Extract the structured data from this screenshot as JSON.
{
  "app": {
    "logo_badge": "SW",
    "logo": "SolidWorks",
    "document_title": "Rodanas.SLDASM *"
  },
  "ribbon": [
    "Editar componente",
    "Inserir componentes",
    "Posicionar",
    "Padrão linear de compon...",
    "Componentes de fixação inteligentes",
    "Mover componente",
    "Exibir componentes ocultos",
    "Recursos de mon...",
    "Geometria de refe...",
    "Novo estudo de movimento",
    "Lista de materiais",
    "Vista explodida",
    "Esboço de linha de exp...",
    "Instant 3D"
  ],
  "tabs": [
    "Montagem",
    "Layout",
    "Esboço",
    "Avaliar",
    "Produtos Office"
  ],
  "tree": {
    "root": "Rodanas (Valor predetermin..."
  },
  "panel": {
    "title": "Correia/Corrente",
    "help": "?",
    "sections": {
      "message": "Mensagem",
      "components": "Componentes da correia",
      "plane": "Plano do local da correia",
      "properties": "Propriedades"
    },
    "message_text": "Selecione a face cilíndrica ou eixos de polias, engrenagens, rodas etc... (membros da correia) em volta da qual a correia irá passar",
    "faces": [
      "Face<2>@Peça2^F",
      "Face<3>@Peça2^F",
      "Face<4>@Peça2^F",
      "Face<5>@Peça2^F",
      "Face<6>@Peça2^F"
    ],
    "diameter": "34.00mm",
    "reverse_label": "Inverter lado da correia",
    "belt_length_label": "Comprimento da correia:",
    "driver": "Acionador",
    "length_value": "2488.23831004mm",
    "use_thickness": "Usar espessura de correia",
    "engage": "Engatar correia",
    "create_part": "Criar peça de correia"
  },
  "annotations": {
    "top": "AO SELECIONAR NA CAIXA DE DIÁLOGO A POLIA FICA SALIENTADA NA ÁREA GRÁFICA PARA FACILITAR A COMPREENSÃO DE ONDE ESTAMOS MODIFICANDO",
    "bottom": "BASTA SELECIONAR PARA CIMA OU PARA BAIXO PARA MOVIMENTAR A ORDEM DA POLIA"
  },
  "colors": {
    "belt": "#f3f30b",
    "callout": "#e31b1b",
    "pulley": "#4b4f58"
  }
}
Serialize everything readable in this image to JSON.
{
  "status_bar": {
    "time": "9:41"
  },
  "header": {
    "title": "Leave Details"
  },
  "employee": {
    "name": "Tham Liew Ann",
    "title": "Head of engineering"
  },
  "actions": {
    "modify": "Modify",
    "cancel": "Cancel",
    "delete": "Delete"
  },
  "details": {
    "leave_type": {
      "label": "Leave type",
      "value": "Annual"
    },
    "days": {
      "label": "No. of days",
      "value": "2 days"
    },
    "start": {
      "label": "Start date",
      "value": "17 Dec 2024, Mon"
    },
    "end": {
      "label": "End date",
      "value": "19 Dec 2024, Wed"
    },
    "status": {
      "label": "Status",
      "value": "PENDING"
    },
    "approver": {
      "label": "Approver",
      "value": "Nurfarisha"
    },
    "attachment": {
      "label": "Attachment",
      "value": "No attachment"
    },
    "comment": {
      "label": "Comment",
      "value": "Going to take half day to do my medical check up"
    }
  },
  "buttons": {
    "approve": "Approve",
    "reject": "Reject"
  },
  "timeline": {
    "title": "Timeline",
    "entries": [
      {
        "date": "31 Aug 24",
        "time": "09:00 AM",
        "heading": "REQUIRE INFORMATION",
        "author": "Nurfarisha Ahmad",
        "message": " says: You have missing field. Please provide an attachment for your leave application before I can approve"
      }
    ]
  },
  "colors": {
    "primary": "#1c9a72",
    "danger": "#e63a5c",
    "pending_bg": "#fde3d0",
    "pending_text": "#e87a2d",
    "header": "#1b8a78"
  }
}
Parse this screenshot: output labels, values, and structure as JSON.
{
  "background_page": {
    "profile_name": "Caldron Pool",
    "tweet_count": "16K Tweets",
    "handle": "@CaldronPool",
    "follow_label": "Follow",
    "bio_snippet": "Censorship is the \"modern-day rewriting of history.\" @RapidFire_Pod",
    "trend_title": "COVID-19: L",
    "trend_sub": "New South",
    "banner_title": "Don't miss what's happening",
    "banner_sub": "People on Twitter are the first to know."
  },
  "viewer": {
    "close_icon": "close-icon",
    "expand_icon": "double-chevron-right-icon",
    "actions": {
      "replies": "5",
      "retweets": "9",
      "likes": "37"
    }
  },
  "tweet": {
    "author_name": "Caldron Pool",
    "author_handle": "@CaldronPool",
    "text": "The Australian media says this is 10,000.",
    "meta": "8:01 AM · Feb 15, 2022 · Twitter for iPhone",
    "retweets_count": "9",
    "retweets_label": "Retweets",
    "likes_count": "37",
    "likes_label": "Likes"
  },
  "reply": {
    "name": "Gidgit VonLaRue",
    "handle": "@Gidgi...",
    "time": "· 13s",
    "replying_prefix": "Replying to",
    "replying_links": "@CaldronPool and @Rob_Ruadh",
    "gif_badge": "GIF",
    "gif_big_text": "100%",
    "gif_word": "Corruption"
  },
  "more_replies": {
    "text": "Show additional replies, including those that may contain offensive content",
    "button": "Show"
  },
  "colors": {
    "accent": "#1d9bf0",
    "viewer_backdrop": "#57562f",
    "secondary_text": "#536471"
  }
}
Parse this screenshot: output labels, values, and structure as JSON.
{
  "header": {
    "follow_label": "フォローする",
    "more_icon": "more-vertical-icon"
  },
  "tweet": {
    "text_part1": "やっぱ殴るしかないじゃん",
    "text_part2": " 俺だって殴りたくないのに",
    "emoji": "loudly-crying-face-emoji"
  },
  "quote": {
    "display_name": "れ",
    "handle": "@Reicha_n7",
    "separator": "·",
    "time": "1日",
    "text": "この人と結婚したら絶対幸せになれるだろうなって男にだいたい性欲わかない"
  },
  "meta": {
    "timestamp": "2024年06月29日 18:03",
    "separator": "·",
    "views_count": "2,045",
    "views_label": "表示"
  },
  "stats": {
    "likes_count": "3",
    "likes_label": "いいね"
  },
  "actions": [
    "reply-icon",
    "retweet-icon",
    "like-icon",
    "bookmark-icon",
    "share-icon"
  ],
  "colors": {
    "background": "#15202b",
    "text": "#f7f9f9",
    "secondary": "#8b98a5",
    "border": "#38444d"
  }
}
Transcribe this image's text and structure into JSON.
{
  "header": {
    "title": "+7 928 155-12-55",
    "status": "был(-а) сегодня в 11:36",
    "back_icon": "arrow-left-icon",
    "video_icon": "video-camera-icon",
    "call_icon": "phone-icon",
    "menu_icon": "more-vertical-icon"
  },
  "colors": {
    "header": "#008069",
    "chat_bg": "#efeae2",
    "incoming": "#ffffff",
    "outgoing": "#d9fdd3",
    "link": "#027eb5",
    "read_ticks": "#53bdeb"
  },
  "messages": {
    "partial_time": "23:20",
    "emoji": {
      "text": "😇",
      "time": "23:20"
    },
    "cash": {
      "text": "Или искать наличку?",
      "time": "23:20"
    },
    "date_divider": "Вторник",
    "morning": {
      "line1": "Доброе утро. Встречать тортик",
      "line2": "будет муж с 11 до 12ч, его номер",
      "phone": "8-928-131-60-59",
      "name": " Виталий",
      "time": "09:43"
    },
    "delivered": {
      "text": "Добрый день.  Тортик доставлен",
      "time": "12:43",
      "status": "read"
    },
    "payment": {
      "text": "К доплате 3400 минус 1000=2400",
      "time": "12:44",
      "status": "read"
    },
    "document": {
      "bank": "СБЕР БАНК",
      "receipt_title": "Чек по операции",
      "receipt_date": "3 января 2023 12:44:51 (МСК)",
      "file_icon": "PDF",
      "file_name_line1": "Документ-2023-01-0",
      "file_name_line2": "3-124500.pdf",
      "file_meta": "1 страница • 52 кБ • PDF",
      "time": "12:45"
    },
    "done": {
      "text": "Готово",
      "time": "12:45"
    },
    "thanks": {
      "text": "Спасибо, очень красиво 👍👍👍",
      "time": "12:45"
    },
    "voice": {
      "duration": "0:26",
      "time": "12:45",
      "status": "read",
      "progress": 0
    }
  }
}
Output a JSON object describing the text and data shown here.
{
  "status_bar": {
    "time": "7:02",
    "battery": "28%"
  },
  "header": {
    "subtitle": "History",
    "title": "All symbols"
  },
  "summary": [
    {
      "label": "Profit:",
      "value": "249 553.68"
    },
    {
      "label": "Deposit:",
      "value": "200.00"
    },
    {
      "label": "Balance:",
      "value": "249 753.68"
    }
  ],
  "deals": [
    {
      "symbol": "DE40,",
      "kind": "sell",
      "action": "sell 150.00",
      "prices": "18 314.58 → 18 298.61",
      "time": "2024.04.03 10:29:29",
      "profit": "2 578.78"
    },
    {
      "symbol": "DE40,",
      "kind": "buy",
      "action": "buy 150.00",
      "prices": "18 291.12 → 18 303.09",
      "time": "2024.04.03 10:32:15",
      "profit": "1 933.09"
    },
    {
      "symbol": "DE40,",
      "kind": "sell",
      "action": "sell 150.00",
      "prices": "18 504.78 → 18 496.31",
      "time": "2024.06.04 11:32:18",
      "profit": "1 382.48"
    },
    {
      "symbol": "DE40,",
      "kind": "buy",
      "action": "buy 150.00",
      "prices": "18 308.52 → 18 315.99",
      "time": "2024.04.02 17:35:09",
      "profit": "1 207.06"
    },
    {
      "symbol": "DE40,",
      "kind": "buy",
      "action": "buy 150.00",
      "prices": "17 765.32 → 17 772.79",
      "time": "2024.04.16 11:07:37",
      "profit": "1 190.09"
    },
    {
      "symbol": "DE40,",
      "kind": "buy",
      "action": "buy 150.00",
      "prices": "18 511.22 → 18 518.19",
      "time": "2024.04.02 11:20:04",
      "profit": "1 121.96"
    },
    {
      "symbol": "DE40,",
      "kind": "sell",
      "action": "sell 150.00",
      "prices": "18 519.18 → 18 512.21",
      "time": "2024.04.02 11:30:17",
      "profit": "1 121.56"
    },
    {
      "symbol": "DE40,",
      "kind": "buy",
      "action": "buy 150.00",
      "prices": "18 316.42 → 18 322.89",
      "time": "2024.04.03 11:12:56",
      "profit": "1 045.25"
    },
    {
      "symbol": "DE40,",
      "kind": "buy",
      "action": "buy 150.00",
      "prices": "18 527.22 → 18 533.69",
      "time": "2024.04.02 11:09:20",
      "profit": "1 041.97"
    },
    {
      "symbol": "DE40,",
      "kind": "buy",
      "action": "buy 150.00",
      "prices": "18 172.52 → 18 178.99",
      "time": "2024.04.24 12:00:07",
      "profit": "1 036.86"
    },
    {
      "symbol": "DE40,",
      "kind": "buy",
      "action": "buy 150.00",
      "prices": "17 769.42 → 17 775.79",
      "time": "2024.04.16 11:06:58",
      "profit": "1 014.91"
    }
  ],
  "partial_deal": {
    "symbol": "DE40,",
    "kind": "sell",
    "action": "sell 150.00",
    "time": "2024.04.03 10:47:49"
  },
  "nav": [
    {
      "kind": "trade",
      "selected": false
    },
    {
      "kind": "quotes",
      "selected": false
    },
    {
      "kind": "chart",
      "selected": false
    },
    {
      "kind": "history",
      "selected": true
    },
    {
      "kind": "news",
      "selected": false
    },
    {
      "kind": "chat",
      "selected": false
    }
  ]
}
_ _ _ _ _ _ _
Written instruction: Only the count is needed: the number of lines in the data that include the word "Twitter".

Solution to the problem: 2